>>>
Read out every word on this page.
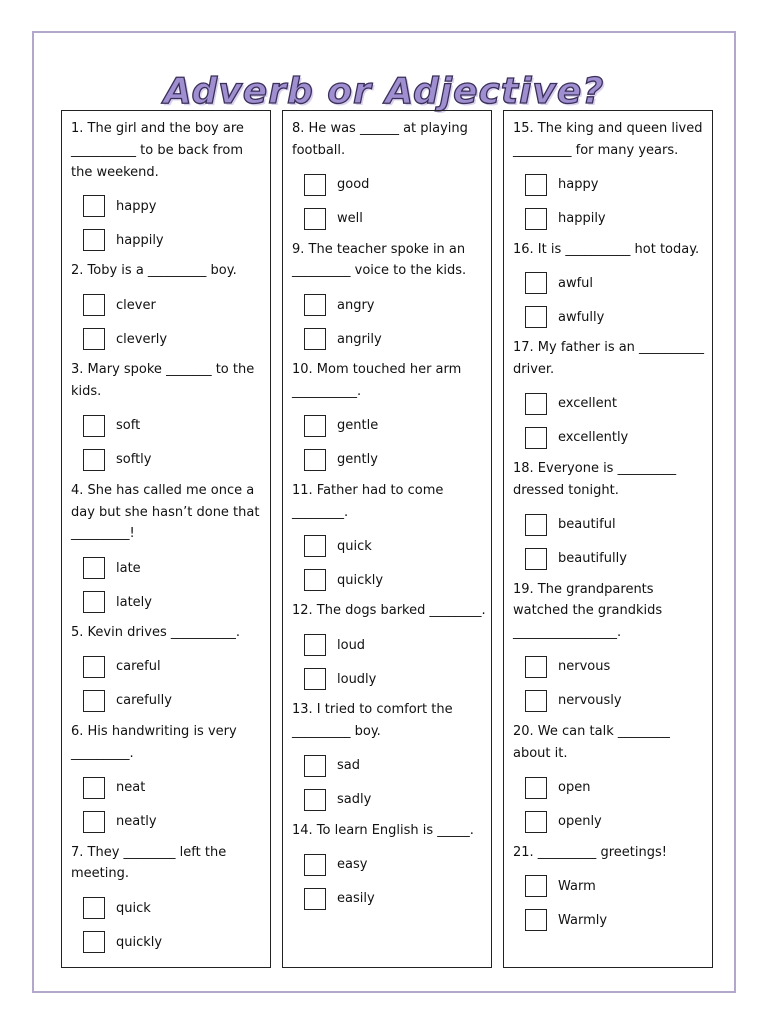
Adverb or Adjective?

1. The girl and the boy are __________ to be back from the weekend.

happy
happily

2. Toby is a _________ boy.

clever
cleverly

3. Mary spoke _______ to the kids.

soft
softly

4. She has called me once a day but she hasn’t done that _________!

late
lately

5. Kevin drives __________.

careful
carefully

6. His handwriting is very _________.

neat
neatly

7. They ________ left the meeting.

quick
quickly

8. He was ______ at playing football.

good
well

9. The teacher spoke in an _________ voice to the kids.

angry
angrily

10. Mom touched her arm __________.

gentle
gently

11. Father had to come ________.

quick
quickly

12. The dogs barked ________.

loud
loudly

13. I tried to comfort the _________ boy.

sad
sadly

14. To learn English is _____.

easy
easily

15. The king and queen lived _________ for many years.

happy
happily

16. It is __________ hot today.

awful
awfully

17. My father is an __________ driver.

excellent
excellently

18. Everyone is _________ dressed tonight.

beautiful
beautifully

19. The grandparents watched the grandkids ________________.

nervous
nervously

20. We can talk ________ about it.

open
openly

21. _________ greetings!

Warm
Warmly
<<<
>>>
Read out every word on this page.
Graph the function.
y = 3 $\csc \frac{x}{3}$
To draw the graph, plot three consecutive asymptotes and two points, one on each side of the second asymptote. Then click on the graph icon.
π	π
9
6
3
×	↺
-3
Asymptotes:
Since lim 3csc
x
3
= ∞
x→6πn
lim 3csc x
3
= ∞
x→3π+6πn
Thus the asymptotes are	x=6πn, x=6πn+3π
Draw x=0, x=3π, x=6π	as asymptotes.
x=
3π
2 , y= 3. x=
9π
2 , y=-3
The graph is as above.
<<<
Return each line that includes "spoke".

RESULT:
3. Mary spoke _______ to the kids.
9. The teacher spoke in an _________ voice to the kids.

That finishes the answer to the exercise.